DIRECTION >> Leave out the pictures, then reproduce the rest of the material exactly.

SUPPLIED ENTRIES >>
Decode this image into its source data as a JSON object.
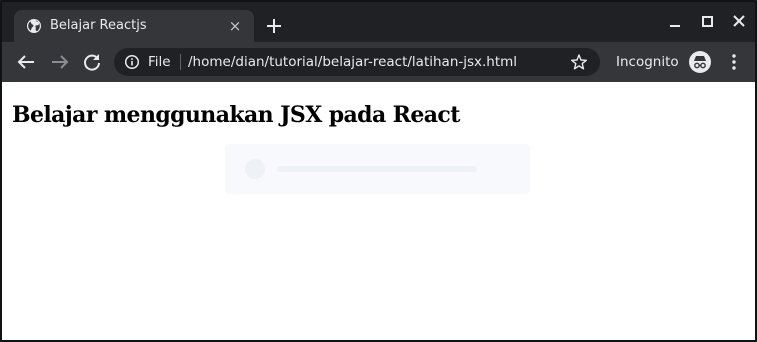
{
  "tab": {
    "title": "Belajar Reactjs",
    "favicon": "globe-icon",
    "close": "×"
  },
  "window_controls": [
    "minimize-icon",
    "maximize-icon",
    "close-icon"
  ],
  "toolbar": {
    "back": "arrow-left-icon",
    "forward": "arrow-right-icon",
    "reload": "reload-icon",
    "omnibox": {
      "info_icon": "info-icon",
      "scheme_label": "File",
      "url": "/home/dian/tutorial/belajar-react/latihan-jsx.html",
      "bookmark_icon": "star-icon"
    },
    "incognito_label": "Incognito",
    "incognito_icon": "incognito-icon",
    "menu_icon": "kebab-menu-icon"
  },
  "page": {
    "heading": "Belajar menggunakan JSX pada React"
  },
  "colors": {
    "frame": "#202124",
    "toolbar": "#35363a",
    "omnibox": "#202124",
    "text": "#e8eaed",
    "page_bg": "#ffffff"
  }
}
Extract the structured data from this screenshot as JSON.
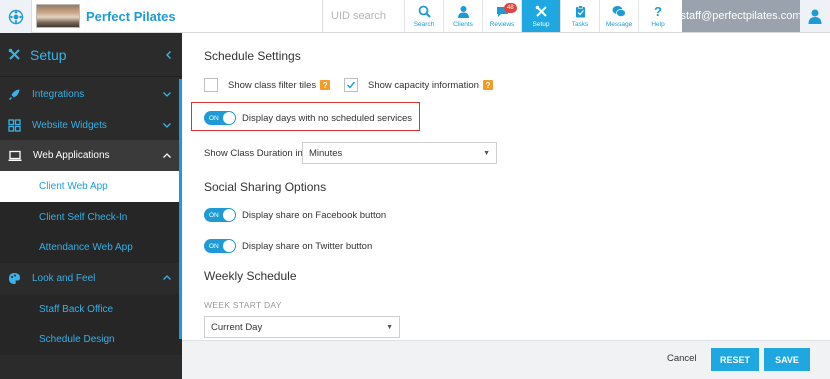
{
  "header": {
    "brand": "Perfect Pilates",
    "uid_placeholder": "UID search",
    "nav": [
      {
        "label": "Search",
        "icon": "search-icon"
      },
      {
        "label": "Clients",
        "icon": "user-icon"
      },
      {
        "label": "Reviews",
        "icon": "chat-icon",
        "badge": "48"
      },
      {
        "label": "Setup",
        "icon": "tools-icon",
        "active": true
      },
      {
        "label": "Tasks",
        "icon": "clipboard-icon"
      },
      {
        "label": "Message",
        "icon": "message-icon"
      },
      {
        "label": "Help",
        "icon": "question-icon"
      }
    ],
    "user_email": "staff@perfectpilates.com"
  },
  "sidebar": {
    "title": "Setup",
    "items": [
      {
        "label": "Integrations"
      },
      {
        "label": "Website Widgets"
      },
      {
        "label": "Web Applications"
      },
      {
        "label": "Client Web App"
      },
      {
        "label": "Client Self Check-In"
      },
      {
        "label": "Attendance Web App"
      },
      {
        "label": "Look and Feel"
      },
      {
        "label": "Staff Back Office"
      },
      {
        "label": "Schedule Design"
      }
    ]
  },
  "main": {
    "schedule_settings_title": "Schedule Settings",
    "show_class_filter_tiles": "Show class filter tiles",
    "show_capacity_information": "Show capacity information",
    "toggle_on_label": "ON",
    "display_days_no_services": "Display days with no scheduled services",
    "show_class_duration_label": "Show Class Duration in",
    "duration_value": "Minutes",
    "social_title": "Social Sharing Options",
    "facebook_label": "Display share on Facebook button",
    "twitter_label": "Display share on Twitter button",
    "weekly_title": "Weekly Schedule",
    "week_start_label": "WEEK START DAY",
    "week_start_value": "Current Day"
  },
  "footer": {
    "cancel": "Cancel",
    "reset": "RESET",
    "save": "SAVE"
  },
  "colors": {
    "accent": "#1ea7e0",
    "sidebar_bg": "#2b2b2b",
    "help_orange": "#f59b23",
    "highlight_red": "#dd3333"
  }
}
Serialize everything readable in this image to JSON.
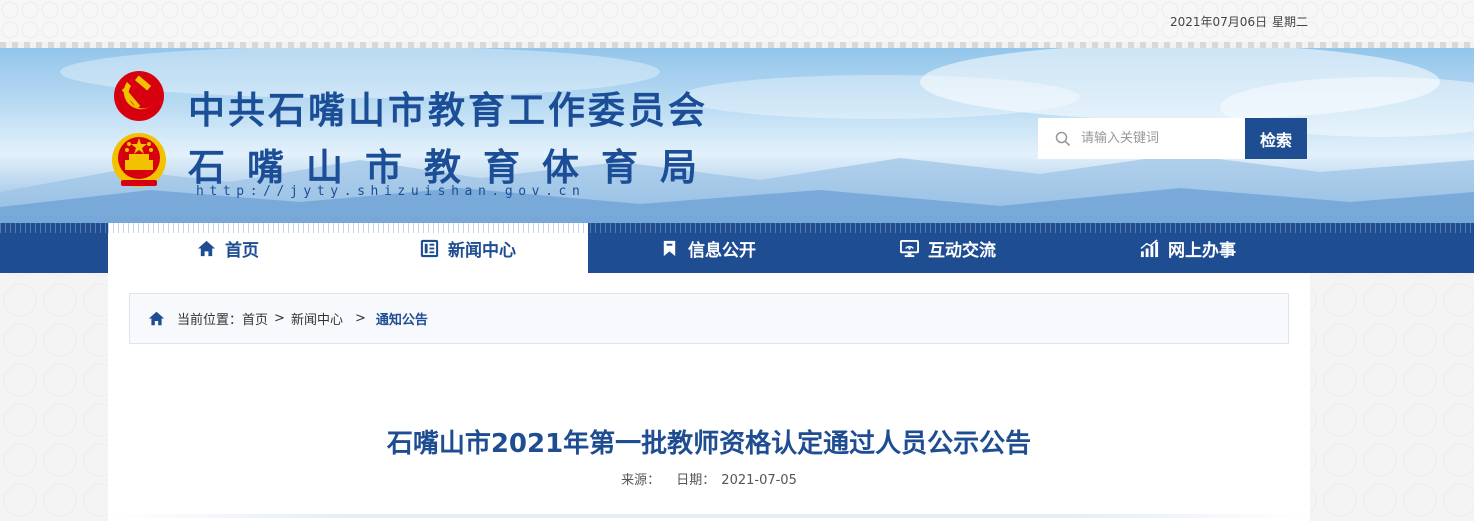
{
  "topbar": {
    "date": "2021年07月06日",
    "weekday": "星期二"
  },
  "header": {
    "title_line1": "中共石嘴山市教育工作委员会",
    "title_line2": "石嘴山市教育体育局",
    "domain": "http://jyty.shizuishan.gov.cn",
    "search": {
      "placeholder": "请输入关键词",
      "button_label": "检索"
    }
  },
  "nav": {
    "items": [
      {
        "label": "首页",
        "icon": "home-icon"
      },
      {
        "label": "新闻中心",
        "icon": "news-list-icon"
      },
      {
        "label": "信息公开",
        "icon": "bookmark-icon"
      },
      {
        "label": "互动交流",
        "icon": "monitor-icon"
      },
      {
        "label": "网上办事",
        "icon": "bar-chart-icon"
      }
    ]
  },
  "breadcrumb": {
    "prefix": "当前位置：",
    "items": [
      "首页",
      "新闻中心",
      "通知公告"
    ],
    "separator": ">"
  },
  "article": {
    "title": "石嘴山市2021年第一批教师资格认定通过人员公示公告",
    "source_label": "来源：",
    "source_value": "",
    "date_label": "日期：",
    "date_value": "2021-07-05"
  },
  "colors": {
    "brand_blue": "#1f4d92",
    "emblem_red": "#d7000f",
    "emblem_gold": "#f2c200"
  }
}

EXERCISE SOLUTION >>
Decode this image into its source data as a JSON object.
{
  "tab": {
    "title": "Belajar Reactjs",
    "favicon": "globe-icon",
    "close": "×"
  },
  "window_controls": [
    "minimize-icon",
    "maximize-icon",
    "close-icon"
  ],
  "toolbar": {
    "back": "arrow-left-icon",
    "forward": "arrow-right-icon",
    "reload": "reload-icon",
    "omnibox": {
      "info_icon": "info-icon",
      "scheme_label": "File",
      "url": "/home/dian/tutorial/belajar-react/latihan-jsx.html",
      "bookmark_icon": "star-icon"
    },
    "incognito_label": "Incognito",
    "incognito_icon": "incognito-icon",
    "menu_icon": "kebab-menu-icon"
  },
  "page": {
    "heading": "Belajar menggunakan JSX pada React"
  },
  "colors": {
    "frame": "#202124",
    "toolbar": "#35363a",
    "omnibox": "#202124",
    "text": "#e8eaed",
    "page_bg": "#ffffff"
  }
}
Extract the structured data from this screenshot as JSON.
{
  "header": {
    "brand": "Perfect Pilates",
    "uid_placeholder": "UID search",
    "nav": [
      {
        "label": "Search",
        "icon": "search-icon"
      },
      {
        "label": "Clients",
        "icon": "user-icon"
      },
      {
        "label": "Reviews",
        "icon": "chat-icon",
        "badge": "48"
      },
      {
        "label": "Setup",
        "icon": "tools-icon",
        "active": true
      },
      {
        "label": "Tasks",
        "icon": "clipboard-icon"
      },
      {
        "label": "Message",
        "icon": "message-icon"
      },
      {
        "label": "Help",
        "icon": "question-icon"
      }
    ],
    "user_email": "staff@perfectpilates.com"
  },
  "sidebar": {
    "title": "Setup",
    "items": [
      {
        "label": "Integrations"
      },
      {
        "label": "Website Widgets"
      },
      {
        "label": "Web Applications"
      },
      {
        "label": "Client Web App"
      },
      {
        "label": "Client Self Check-In"
      },
      {
        "label": "Attendance Web App"
      },
      {
        "label": "Look and Feel"
      },
      {
        "label": "Staff Back Office"
      },
      {
        "label": "Schedule Design"
      }
    ]
  },
  "main": {
    "schedule_settings_title": "Schedule Settings",
    "show_class_filter_tiles": "Show class filter tiles",
    "show_capacity_information": "Show capacity information",
    "toggle_on_label": "ON",
    "display_days_no_services": "Display days with no scheduled services",
    "show_class_duration_label": "Show Class Duration in",
    "duration_value": "Minutes",
    "social_title": "Social Sharing Options",
    "facebook_label": "Display share on Facebook button",
    "twitter_label": "Display share on Twitter button",
    "weekly_title": "Weekly Schedule",
    "week_start_label": "WEEK START DAY",
    "week_start_value": "Current Day"
  },
  "footer": {
    "cancel": "Cancel",
    "reset": "RESET",
    "save": "SAVE"
  },
  "colors": {
    "accent": "#1ea7e0",
    "sidebar_bg": "#2b2b2b",
    "help_orange": "#f59b23",
    "highlight_red": "#dd3333"
  }
}
Serialize everything readable in this image to JSON.
{
  "topbar": {
    "date": "2021年07月06日",
    "weekday": "星期二"
  },
  "header": {
    "title_line1": "中共石嘴山市教育工作委员会",
    "title_line2": "石嘴山市教育体育局",
    "domain": "http://jyty.shizuishan.gov.cn",
    "search": {
      "placeholder": "请输入关键词",
      "button_label": "检索"
    }
  },
  "nav": {
    "items": [
      {
        "label": "首页",
        "icon": "home-icon"
      },
      {
        "label": "新闻中心",
        "icon": "news-list-icon"
      },
      {
        "label": "信息公开",
        "icon": "bookmark-icon"
      },
      {
        "label": "互动交流",
        "icon": "monitor-icon"
      },
      {
        "label": "网上办事",
        "icon": "bar-chart-icon"
      }
    ]
  },
  "breadcrumb": {
    "prefix": "当前位置：",
    "items": [
      "首页",
      "新闻中心",
      "通知公告"
    ],
    "separator": ">"
  },
  "article": {
    "title": "石嘴山市2021年第一批教师资格认定通过人员公示公告",
    "source_label": "来源：",
    "source_value": "",
    "date_label": "日期：",
    "date_value": "2021-07-05"
  },
  "colors": {
    "brand_blue": "#1f4d92",
    "emblem_red": "#d7000f",
    "emblem_gold": "#f2c200"
  }
}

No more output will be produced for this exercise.